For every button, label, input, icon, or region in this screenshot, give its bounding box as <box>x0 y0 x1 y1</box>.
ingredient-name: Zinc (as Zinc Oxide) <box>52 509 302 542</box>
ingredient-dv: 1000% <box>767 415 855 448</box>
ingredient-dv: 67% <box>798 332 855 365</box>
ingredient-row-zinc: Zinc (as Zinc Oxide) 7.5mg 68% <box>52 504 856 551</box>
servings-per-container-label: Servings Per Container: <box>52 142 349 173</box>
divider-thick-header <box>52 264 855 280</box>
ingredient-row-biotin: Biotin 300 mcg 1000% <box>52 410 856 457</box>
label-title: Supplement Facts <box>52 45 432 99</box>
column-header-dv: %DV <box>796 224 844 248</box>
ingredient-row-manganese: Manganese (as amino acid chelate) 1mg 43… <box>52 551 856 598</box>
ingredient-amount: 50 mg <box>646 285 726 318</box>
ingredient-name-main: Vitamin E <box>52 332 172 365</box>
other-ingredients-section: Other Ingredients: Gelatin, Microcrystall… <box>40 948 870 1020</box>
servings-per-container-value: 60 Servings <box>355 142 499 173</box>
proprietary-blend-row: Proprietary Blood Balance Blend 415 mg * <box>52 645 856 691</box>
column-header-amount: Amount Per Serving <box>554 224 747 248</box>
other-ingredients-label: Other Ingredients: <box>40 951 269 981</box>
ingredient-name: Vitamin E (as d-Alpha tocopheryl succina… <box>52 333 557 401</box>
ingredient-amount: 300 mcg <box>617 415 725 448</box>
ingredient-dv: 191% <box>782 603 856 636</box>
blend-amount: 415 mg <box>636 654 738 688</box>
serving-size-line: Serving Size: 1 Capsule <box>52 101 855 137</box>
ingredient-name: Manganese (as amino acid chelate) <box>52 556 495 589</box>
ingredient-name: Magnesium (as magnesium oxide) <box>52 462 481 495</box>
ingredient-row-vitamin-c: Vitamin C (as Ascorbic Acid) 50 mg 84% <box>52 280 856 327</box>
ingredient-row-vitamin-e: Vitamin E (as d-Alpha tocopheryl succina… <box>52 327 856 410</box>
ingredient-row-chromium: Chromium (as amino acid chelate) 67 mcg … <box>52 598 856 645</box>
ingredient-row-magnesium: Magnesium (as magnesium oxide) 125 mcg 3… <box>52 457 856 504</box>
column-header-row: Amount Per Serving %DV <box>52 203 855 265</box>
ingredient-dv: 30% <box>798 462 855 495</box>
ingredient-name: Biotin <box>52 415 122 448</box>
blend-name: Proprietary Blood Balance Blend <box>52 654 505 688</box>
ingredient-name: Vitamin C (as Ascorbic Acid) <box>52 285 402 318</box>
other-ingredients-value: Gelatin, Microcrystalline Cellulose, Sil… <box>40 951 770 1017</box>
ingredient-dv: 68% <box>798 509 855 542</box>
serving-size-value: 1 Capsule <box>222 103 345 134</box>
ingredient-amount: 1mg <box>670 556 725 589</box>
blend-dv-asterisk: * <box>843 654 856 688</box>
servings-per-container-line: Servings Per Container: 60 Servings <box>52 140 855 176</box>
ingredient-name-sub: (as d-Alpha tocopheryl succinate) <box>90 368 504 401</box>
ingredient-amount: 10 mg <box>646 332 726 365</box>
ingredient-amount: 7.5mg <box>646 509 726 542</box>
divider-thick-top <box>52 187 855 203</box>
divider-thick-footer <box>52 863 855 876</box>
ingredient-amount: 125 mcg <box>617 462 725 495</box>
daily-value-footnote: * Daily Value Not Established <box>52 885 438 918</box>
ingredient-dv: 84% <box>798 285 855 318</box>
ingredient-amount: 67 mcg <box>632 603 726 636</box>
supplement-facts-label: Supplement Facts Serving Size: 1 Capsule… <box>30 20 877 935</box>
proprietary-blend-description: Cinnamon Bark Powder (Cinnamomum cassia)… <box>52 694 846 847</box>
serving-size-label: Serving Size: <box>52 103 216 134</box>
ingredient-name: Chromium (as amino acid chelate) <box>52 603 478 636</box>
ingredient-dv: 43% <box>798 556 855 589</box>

## Your instructions
Edit the listing from its first line through the line containing "ingredient-row-biotin: Biotin 300" so that "Zinc Oxide" becomes "Zinc Citrate", and give those lines back with nothing else changed.

## The answer
For every button, label, input, icon, or region in this screenshot, give its bounding box as <box>x0 y0 x1 y1</box>.
ingredient-name: Zinc (as Zinc Citrate) <box>52 509 302 542</box>
ingredient-dv: 1000% <box>767 415 855 448</box>
ingredient-dv: 67% <box>798 332 855 365</box>
ingredient-row-zinc: Zinc (as Zinc Citrate) 7.5mg 68% <box>52 504 856 551</box>
servings-per-container-label: Servings Per Container: <box>52 142 349 173</box>
divider-thick-header <box>52 264 855 280</box>
ingredient-row-biotin: Biotin 300 mcg 1000% <box>52 410 856 457</box>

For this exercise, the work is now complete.